_TASK_:
Pick out the lines containing "American".

★ ★ ★ ★ ★ ★ ★

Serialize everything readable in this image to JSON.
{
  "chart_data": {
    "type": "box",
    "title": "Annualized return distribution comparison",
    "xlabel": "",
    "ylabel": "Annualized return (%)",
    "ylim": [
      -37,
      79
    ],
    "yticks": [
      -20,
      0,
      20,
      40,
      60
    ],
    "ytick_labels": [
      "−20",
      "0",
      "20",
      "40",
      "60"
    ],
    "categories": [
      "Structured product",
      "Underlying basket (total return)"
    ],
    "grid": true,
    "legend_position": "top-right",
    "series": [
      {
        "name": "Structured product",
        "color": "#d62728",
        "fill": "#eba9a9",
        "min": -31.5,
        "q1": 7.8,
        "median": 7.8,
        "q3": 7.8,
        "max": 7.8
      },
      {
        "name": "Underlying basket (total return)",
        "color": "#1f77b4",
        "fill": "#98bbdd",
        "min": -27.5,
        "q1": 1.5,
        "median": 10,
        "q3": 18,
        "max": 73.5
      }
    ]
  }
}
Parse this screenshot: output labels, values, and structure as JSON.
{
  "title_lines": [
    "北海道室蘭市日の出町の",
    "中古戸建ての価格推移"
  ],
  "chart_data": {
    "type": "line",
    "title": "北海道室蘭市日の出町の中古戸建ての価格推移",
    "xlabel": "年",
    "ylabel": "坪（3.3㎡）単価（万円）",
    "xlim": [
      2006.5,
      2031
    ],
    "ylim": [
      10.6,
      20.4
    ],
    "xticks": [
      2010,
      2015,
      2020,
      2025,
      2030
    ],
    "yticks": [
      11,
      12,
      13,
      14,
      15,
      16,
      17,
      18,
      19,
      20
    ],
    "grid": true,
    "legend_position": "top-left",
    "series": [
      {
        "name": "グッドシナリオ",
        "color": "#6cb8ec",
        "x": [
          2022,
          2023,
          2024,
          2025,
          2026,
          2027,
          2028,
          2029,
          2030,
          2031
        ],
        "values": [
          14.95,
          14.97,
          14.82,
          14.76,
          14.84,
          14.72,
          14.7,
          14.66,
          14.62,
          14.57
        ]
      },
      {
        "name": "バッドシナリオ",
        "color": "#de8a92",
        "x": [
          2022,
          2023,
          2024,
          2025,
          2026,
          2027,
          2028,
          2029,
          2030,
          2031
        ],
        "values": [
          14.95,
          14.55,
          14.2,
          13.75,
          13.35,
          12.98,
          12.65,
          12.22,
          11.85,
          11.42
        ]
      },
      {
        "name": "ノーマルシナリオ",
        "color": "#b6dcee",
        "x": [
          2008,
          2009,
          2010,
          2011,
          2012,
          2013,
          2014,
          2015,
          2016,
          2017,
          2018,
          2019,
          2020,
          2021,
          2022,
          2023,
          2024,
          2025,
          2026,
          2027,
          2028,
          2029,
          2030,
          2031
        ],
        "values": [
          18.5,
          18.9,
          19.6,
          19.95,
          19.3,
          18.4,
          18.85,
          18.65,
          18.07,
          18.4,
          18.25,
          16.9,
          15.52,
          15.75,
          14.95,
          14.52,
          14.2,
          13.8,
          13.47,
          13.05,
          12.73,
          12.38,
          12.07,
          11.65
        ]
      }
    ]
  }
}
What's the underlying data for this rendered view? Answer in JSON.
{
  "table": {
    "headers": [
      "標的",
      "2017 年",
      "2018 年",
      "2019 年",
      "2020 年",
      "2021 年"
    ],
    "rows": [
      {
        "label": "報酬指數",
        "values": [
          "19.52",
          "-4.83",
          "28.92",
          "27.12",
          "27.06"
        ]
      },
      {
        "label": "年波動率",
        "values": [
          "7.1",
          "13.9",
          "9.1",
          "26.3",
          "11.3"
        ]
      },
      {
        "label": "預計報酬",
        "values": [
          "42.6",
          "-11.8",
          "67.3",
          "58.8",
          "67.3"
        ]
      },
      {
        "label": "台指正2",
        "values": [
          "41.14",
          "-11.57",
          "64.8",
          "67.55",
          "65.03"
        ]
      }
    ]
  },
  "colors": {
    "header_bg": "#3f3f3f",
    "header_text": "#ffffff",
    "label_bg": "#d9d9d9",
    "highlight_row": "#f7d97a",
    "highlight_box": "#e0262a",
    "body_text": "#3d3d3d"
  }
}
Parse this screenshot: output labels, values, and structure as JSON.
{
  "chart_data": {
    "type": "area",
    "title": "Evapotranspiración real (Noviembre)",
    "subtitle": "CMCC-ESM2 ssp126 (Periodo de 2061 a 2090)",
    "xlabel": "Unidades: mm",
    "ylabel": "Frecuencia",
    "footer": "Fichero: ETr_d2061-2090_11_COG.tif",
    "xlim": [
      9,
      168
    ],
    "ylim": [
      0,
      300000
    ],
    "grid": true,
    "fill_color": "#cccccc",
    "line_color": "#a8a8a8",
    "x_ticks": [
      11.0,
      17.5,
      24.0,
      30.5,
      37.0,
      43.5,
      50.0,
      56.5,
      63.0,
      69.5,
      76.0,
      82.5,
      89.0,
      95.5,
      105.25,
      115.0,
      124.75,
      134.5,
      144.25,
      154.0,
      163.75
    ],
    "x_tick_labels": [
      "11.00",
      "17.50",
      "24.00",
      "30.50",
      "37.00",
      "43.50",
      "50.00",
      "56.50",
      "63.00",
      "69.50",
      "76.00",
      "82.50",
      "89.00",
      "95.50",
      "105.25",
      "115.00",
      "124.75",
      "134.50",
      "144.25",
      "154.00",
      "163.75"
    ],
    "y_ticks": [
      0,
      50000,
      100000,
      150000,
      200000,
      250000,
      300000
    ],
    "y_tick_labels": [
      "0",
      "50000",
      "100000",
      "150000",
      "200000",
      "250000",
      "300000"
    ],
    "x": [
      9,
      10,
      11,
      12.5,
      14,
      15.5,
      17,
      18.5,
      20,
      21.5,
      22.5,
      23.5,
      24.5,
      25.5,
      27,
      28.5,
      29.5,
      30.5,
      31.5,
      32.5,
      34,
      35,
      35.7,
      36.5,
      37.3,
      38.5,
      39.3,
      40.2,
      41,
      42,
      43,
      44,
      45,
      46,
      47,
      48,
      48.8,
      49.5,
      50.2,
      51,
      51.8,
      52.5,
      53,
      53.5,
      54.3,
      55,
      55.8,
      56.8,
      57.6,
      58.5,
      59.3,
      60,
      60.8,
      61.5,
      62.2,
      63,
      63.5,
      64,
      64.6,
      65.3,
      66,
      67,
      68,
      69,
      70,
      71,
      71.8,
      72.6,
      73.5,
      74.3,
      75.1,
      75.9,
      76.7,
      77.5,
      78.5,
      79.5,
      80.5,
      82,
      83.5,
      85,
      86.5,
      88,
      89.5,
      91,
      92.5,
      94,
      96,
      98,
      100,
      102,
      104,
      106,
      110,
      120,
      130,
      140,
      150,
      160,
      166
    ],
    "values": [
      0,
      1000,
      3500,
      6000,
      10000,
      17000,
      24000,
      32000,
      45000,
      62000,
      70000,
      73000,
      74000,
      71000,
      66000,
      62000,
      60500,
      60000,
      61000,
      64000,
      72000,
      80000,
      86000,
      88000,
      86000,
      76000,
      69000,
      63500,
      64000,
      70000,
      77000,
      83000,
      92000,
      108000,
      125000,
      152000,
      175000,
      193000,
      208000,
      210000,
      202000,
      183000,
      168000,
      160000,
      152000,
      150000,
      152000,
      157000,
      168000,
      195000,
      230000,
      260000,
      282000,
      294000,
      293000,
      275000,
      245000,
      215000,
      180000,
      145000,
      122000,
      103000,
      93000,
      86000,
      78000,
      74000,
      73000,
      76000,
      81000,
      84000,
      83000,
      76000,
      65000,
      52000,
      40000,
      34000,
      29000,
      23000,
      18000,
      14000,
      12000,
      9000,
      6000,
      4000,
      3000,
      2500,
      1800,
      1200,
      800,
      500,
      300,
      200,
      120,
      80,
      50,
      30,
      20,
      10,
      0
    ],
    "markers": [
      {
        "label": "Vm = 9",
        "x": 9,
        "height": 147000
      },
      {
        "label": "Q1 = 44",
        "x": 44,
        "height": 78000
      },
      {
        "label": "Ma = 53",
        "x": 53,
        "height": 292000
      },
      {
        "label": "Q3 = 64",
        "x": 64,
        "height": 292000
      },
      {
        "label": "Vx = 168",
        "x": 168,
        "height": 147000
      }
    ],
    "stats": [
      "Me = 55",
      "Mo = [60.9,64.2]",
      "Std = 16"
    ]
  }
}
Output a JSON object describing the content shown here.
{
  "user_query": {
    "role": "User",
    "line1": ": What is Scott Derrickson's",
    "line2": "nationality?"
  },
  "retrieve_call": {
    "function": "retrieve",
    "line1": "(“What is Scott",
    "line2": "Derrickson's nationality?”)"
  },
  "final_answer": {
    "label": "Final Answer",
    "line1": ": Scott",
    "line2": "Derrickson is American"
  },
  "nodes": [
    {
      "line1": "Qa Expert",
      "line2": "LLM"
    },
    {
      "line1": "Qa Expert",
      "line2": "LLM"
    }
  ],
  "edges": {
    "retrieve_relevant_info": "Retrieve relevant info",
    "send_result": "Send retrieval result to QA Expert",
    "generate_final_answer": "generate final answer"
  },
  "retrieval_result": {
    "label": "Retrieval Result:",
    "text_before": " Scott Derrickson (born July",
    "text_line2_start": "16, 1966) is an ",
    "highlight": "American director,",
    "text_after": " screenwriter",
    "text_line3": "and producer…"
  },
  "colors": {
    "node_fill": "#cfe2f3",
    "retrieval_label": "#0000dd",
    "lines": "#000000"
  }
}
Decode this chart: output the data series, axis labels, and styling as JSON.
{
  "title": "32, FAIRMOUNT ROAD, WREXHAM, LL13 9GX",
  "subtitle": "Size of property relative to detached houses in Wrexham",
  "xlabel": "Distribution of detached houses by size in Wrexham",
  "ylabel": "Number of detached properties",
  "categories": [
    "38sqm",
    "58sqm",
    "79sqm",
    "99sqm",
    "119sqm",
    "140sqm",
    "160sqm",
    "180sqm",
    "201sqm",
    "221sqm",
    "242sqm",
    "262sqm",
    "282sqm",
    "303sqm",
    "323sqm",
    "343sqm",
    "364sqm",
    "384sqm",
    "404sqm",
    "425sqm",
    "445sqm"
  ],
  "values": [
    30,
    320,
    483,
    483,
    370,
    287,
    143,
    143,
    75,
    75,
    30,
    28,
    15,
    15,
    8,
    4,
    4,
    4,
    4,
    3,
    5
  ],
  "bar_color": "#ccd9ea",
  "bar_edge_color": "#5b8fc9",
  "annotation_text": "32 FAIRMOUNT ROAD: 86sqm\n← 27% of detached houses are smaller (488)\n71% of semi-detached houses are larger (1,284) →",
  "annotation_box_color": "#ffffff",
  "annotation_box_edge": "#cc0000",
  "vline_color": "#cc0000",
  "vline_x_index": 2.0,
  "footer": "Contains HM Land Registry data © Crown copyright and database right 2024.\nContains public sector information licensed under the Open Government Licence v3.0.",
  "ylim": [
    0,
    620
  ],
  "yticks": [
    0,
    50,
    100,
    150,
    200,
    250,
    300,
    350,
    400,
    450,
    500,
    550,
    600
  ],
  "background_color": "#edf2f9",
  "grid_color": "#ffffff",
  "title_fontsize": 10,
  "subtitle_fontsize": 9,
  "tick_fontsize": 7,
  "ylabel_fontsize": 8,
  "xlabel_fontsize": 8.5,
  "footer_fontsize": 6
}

★ ★ ★ ★ ★ ★ ★

_ANSWER FOR THIS EXERCISE_:
    "line2": "Derrickson is American"
    "highlight": "American director,",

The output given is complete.